Look below and pull out each line with the word "ylabel".
* * * * * * *
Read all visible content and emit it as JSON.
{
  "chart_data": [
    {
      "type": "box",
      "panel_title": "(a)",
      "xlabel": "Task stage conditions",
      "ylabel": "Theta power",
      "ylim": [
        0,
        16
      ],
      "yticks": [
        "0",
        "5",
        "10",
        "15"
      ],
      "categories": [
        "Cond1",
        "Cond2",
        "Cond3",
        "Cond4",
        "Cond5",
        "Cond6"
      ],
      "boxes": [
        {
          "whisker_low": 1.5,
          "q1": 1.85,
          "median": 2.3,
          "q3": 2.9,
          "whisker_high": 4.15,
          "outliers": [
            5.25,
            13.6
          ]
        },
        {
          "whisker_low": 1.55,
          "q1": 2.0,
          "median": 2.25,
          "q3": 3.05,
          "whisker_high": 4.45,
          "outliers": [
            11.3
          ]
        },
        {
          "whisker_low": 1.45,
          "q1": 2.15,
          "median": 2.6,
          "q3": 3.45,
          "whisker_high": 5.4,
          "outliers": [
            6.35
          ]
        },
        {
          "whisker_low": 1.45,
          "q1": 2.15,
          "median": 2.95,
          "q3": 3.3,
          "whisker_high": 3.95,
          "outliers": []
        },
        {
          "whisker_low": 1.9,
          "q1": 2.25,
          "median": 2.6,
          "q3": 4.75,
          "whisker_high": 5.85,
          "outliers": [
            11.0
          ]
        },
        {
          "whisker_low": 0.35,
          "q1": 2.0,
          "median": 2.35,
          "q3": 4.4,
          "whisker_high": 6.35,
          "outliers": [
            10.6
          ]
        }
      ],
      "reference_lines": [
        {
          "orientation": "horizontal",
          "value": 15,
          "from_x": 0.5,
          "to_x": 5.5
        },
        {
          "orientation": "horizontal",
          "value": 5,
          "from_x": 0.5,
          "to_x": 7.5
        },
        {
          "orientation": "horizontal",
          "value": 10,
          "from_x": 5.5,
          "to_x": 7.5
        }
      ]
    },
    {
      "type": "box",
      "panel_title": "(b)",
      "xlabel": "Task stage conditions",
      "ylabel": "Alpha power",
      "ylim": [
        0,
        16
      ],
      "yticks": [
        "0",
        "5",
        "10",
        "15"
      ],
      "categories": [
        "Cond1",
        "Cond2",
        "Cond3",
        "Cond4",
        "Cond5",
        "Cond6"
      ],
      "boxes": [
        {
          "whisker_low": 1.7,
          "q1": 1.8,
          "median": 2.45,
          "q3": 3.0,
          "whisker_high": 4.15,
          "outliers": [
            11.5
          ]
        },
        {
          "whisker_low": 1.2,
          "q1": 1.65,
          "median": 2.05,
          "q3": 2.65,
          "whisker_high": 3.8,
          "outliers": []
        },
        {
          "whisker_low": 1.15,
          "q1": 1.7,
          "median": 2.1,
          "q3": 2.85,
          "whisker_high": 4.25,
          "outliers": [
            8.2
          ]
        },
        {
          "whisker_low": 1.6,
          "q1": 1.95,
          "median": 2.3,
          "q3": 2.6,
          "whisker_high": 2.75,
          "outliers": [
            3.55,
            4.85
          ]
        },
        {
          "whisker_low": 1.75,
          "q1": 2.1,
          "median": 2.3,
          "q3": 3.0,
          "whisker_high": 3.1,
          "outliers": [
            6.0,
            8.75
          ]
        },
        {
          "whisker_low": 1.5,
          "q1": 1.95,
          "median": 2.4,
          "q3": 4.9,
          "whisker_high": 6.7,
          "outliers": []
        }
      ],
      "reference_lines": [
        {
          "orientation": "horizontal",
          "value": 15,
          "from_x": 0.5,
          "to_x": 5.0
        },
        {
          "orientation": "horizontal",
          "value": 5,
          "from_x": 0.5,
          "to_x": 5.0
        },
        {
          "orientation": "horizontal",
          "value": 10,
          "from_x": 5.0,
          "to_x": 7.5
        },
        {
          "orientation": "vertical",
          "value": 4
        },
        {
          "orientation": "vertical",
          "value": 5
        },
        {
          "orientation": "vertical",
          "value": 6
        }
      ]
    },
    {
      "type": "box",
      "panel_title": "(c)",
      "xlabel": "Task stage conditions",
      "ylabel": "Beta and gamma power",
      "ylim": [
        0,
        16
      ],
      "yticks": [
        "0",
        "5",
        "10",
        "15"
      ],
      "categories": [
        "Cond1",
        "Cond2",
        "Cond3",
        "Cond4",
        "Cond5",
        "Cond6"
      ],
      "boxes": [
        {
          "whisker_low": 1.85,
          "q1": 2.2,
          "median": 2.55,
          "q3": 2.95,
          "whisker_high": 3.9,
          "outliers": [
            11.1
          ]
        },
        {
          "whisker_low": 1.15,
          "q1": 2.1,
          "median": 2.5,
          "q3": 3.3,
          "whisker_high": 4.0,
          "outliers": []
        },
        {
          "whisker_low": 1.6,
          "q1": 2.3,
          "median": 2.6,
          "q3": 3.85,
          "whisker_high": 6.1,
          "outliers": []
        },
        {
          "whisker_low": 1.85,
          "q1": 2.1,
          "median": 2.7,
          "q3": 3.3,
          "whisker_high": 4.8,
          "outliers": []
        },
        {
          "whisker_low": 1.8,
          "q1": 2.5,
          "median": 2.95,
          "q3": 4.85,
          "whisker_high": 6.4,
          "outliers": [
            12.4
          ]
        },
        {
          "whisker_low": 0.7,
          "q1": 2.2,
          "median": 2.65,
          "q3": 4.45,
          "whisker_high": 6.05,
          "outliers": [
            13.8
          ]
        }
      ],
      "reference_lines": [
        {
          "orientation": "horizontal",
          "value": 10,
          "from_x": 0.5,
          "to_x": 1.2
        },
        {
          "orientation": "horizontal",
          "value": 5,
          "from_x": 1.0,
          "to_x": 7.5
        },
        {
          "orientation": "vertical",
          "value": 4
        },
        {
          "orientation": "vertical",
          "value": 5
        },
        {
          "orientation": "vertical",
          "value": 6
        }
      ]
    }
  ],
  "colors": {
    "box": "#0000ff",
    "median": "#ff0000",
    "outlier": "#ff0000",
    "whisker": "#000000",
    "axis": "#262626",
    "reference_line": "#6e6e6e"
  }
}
* * * * * * *
Correct result:
      "ylabel": "Theta power",
      "ylabel": "Alpha power",
      "ylabel": "Beta and gamma power",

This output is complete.